A data block

============================================================

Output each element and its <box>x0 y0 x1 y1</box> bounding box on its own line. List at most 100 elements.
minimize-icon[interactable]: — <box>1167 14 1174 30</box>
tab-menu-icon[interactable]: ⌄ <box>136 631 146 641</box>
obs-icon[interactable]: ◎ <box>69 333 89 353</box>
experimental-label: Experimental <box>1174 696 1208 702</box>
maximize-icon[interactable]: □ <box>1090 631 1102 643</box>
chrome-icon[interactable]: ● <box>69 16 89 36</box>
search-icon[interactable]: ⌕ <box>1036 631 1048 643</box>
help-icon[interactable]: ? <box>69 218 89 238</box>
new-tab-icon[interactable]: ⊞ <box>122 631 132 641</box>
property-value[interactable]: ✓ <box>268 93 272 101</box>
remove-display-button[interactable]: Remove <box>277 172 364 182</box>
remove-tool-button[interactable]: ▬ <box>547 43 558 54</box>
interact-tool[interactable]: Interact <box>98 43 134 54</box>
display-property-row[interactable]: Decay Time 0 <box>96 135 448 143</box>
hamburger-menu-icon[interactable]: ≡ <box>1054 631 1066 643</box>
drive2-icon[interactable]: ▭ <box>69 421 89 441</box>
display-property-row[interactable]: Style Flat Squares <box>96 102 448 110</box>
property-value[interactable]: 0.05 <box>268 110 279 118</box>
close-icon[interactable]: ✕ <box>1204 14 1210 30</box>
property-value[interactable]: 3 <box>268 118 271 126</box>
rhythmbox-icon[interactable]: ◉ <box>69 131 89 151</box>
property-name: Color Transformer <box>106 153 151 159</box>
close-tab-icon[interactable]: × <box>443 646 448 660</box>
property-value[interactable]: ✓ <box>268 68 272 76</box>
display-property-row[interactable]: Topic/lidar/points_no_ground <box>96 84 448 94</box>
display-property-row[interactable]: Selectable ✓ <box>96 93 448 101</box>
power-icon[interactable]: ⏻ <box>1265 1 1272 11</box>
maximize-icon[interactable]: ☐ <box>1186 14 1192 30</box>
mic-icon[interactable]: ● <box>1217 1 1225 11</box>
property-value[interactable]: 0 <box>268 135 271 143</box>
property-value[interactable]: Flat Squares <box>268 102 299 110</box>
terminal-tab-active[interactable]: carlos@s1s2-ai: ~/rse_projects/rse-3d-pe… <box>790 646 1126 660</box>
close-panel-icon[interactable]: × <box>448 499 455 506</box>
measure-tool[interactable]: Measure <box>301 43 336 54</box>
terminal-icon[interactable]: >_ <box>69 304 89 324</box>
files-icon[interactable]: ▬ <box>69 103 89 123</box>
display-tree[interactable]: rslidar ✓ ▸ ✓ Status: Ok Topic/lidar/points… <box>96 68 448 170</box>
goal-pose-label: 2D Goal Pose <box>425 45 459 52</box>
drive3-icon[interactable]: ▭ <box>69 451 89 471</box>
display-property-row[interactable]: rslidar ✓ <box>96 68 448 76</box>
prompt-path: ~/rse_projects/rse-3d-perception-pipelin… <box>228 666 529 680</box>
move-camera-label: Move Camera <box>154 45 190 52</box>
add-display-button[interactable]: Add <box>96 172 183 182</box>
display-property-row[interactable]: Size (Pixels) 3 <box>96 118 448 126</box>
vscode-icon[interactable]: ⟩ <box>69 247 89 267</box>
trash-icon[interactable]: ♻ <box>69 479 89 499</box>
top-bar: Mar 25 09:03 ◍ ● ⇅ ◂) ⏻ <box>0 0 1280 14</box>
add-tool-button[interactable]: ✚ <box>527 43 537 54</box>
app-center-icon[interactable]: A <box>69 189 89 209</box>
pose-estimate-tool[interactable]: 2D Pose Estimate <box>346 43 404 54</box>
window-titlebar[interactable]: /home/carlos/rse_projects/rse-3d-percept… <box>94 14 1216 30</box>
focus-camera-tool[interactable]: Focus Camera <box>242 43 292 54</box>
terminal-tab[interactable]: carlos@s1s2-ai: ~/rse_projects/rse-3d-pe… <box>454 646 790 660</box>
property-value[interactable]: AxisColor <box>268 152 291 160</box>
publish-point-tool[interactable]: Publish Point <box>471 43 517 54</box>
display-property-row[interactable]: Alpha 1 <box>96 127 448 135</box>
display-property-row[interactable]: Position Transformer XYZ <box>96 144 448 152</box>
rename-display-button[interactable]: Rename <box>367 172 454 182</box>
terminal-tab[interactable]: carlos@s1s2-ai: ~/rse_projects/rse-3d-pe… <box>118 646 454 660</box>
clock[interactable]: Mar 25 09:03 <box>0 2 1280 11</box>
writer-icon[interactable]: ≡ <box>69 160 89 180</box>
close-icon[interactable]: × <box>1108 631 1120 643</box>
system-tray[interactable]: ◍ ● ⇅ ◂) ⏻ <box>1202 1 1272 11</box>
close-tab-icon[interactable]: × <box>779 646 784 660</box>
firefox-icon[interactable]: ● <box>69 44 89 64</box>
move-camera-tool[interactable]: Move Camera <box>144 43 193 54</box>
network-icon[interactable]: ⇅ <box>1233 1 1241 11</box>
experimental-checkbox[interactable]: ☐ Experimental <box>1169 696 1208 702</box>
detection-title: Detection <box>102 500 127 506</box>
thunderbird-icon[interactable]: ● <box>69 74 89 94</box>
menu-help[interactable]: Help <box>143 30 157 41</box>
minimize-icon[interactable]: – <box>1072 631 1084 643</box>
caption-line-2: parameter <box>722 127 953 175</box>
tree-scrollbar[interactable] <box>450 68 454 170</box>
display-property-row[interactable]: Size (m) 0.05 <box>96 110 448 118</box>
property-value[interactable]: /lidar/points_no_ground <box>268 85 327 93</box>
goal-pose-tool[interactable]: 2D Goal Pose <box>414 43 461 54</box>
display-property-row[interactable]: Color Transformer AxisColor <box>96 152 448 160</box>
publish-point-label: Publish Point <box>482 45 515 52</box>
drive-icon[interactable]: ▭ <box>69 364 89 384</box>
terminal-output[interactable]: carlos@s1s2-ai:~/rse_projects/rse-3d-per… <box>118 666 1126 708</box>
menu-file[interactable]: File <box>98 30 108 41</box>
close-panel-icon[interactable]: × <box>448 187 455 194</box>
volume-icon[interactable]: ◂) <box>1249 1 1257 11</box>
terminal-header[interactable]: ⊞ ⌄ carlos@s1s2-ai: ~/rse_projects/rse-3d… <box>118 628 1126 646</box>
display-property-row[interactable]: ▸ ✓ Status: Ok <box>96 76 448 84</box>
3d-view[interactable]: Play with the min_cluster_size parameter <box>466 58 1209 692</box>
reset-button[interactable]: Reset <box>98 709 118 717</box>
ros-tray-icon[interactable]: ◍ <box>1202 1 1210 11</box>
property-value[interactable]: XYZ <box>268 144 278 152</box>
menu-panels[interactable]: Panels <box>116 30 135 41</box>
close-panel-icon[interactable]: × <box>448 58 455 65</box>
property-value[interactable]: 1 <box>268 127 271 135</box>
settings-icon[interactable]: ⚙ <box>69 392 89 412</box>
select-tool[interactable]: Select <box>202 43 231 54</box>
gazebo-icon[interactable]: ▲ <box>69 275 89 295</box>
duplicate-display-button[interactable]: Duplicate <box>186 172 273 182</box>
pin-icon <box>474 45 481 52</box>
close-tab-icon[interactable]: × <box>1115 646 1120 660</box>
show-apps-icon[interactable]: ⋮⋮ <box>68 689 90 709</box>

============================================================

Reproduce every item above, substituting "display-setting-row" for each occurrence of "display-property-row" and leaving all other text unchanged.

Output each element and its <box>x0 y0 x1 y1</box> bounding box on its own line. List at most 100 elements.
minimize-icon[interactable]: — <box>1167 14 1174 30</box>
tab-menu-icon[interactable]: ⌄ <box>136 631 146 641</box>
obs-icon[interactable]: ◎ <box>69 333 89 353</box>
experimental-label: Experimental <box>1174 696 1208 702</box>
maximize-icon[interactable]: □ <box>1090 631 1102 643</box>
chrome-icon[interactable]: ● <box>69 16 89 36</box>
search-icon[interactable]: ⌕ <box>1036 631 1048 643</box>
help-icon[interactable]: ? <box>69 218 89 238</box>
new-tab-icon[interactable]: ⊞ <box>122 631 132 641</box>
property-value[interactable]: ✓ <box>268 93 272 101</box>
remove-display-button[interactable]: Remove <box>277 172 364 182</box>
remove-tool-button[interactable]: ▬ <box>547 43 558 54</box>
interact-tool[interactable]: Interact <box>98 43 134 54</box>
display-setting-row[interactable]: Decay Time 0 <box>96 135 448 143</box>
hamburger-menu-icon[interactable]: ≡ <box>1054 631 1066 643</box>
drive2-icon[interactable]: ▭ <box>69 421 89 441</box>
display-setting-row[interactable]: Style Flat Squares <box>96 102 448 110</box>
property-value[interactable]: 0.05 <box>268 110 279 118</box>
close-icon[interactable]: ✕ <box>1204 14 1210 30</box>
property-value[interactable]: 3 <box>268 118 271 126</box>
rhythmbox-icon[interactable]: ◉ <box>69 131 89 151</box>
property-name: Color Transformer <box>106 153 151 159</box>
close-tab-icon[interactable]: × <box>443 646 448 660</box>
property-value[interactable]: ✓ <box>268 68 272 76</box>
display-setting-row[interactable]: Topic/lidar/points_no_ground <box>96 84 448 94</box>
display-setting-row[interactable]: Selectable ✓ <box>96 93 448 101</box>
power-icon[interactable]: ⏻ <box>1265 1 1272 11</box>
maximize-icon[interactable]: ☐ <box>1186 14 1192 30</box>
mic-icon[interactable]: ● <box>1217 1 1225 11</box>
property-value[interactable]: 0 <box>268 135 271 143</box>
property-value[interactable]: Flat Squares <box>268 102 299 110</box>
terminal-tab-active[interactable]: carlos@s1s2-ai: ~/rse_projects/rse-3d-pe… <box>790 646 1126 660</box>
close-panel-icon[interactable]: × <box>448 499 455 506</box>
measure-tool[interactable]: Measure <box>301 43 336 54</box>
terminal-icon[interactable]: >_ <box>69 304 89 324</box>
files-icon[interactable]: ▬ <box>69 103 89 123</box>
display-tree[interactable]: rslidar ✓ ▸ ✓ Status: Ok Topic/lidar/points… <box>96 68 448 170</box>
goal-pose-label: 2D Goal Pose <box>425 45 459 52</box>
drive3-icon[interactable]: ▭ <box>69 451 89 471</box>
display-setting-row[interactable]: rslidar ✓ <box>96 68 448 76</box>
prompt-path: ~/rse_projects/rse-3d-perception-pipelin… <box>228 666 529 680</box>
move-camera-label: Move Camera <box>154 45 190 52</box>
add-display-button[interactable]: Add <box>96 172 183 182</box>
display-setting-row[interactable]: Size (Pixels) 3 <box>96 118 448 126</box>
vscode-icon[interactable]: ⟩ <box>69 247 89 267</box>
trash-icon[interactable]: ♻ <box>69 479 89 499</box>
top-bar: Mar 25 09:03 ◍ ● ⇅ ◂) ⏻ <box>0 0 1280 14</box>
add-tool-button[interactable]: ✚ <box>527 43 537 54</box>
app-center-icon[interactable]: A <box>69 189 89 209</box>
pose-estimate-tool[interactable]: 2D Pose Estimate <box>346 43 404 54</box>
window-titlebar[interactable]: /home/carlos/rse_projects/rse-3d-percept… <box>94 14 1216 30</box>
focus-camera-tool[interactable]: Focus Camera <box>242 43 292 54</box>
terminal-tab[interactable]: carlos@s1s2-ai: ~/rse_projects/rse-3d-pe… <box>454 646 790 660</box>
property-value[interactable]: AxisColor <box>268 152 291 160</box>
publish-point-tool[interactable]: Publish Point <box>471 43 517 54</box>
display-setting-row[interactable]: Alpha 1 <box>96 127 448 135</box>
display-setting-row[interactable]: Position Transformer XYZ <box>96 144 448 152</box>
rename-display-button[interactable]: Rename <box>367 172 454 182</box>
terminal-tab[interactable]: carlos@s1s2-ai: ~/rse_projects/rse-3d-pe… <box>118 646 454 660</box>
clock[interactable]: Mar 25 09:03 <box>0 2 1280 11</box>
writer-icon[interactable]: ≡ <box>69 160 89 180</box>
close-icon[interactable]: × <box>1108 631 1120 643</box>
system-tray[interactable]: ◍ ● ⇅ ◂) ⏻ <box>1202 1 1272 11</box>
close-tab-icon[interactable]: × <box>779 646 784 660</box>
firefox-icon[interactable]: ● <box>69 44 89 64</box>
move-camera-tool[interactable]: Move Camera <box>144 43 193 54</box>
network-icon[interactable]: ⇅ <box>1233 1 1241 11</box>
experimental-checkbox[interactable]: ☐ Experimental <box>1169 696 1208 702</box>
detection-title: Detection <box>102 500 127 506</box>
thunderbird-icon[interactable]: ● <box>69 74 89 94</box>
menu-help[interactable]: Help <box>143 30 157 41</box>
minimize-icon[interactable]: – <box>1072 631 1084 643</box>
caption-line-2: parameter <box>722 127 953 175</box>
tree-scrollbar[interactable] <box>450 68 454 170</box>
display-setting-row[interactable]: Size (m) 0.05 <box>96 110 448 118</box>
property-value[interactable]: /lidar/points_no_ground <box>268 85 327 93</box>
goal-pose-tool[interactable]: 2D Goal Pose <box>414 43 461 54</box>
display-setting-row[interactable]: Color Transformer AxisColor <box>96 152 448 160</box>
publish-point-label: Publish Point <box>482 45 515 52</box>
drive-icon[interactable]: ▭ <box>69 364 89 384</box>
terminal-output[interactable]: carlos@s1s2-ai:~/rse_projects/rse-3d-per… <box>118 666 1126 708</box>
menu-file[interactable]: File <box>98 30 108 41</box>
close-panel-icon[interactable]: × <box>448 187 455 194</box>
volume-icon[interactable]: ◂) <box>1249 1 1257 11</box>
terminal-header[interactable]: ⊞ ⌄ carlos@s1s2-ai: ~/rse_projects/rse-3d… <box>118 628 1126 646</box>
display-setting-row[interactable]: ▸ ✓ Status: Ok <box>96 76 448 84</box>
3d-view[interactable]: Play with the min_cluster_size parameter <box>466 58 1209 692</box>
reset-button[interactable]: Reset <box>98 709 118 717</box>
ros-tray-icon[interactable]: ◍ <box>1202 1 1210 11</box>
property-value[interactable]: XYZ <box>268 144 278 152</box>
menu-panels[interactable]: Panels <box>116 30 135 41</box>
close-panel-icon[interactable]: × <box>448 58 455 65</box>
property-value[interactable]: 1 <box>268 127 271 135</box>
settings-icon[interactable]: ⚙ <box>69 392 89 412</box>
select-tool[interactable]: Select <box>202 43 231 54</box>
gazebo-icon[interactable]: ▲ <box>69 275 89 295</box>
duplicate-display-button[interactable]: Duplicate <box>186 172 273 182</box>
pin-icon <box>474 45 481 52</box>
close-tab-icon[interactable]: × <box>1115 646 1120 660</box>
show-apps-icon[interactable]: ⋮⋮ <box>68 689 90 709</box>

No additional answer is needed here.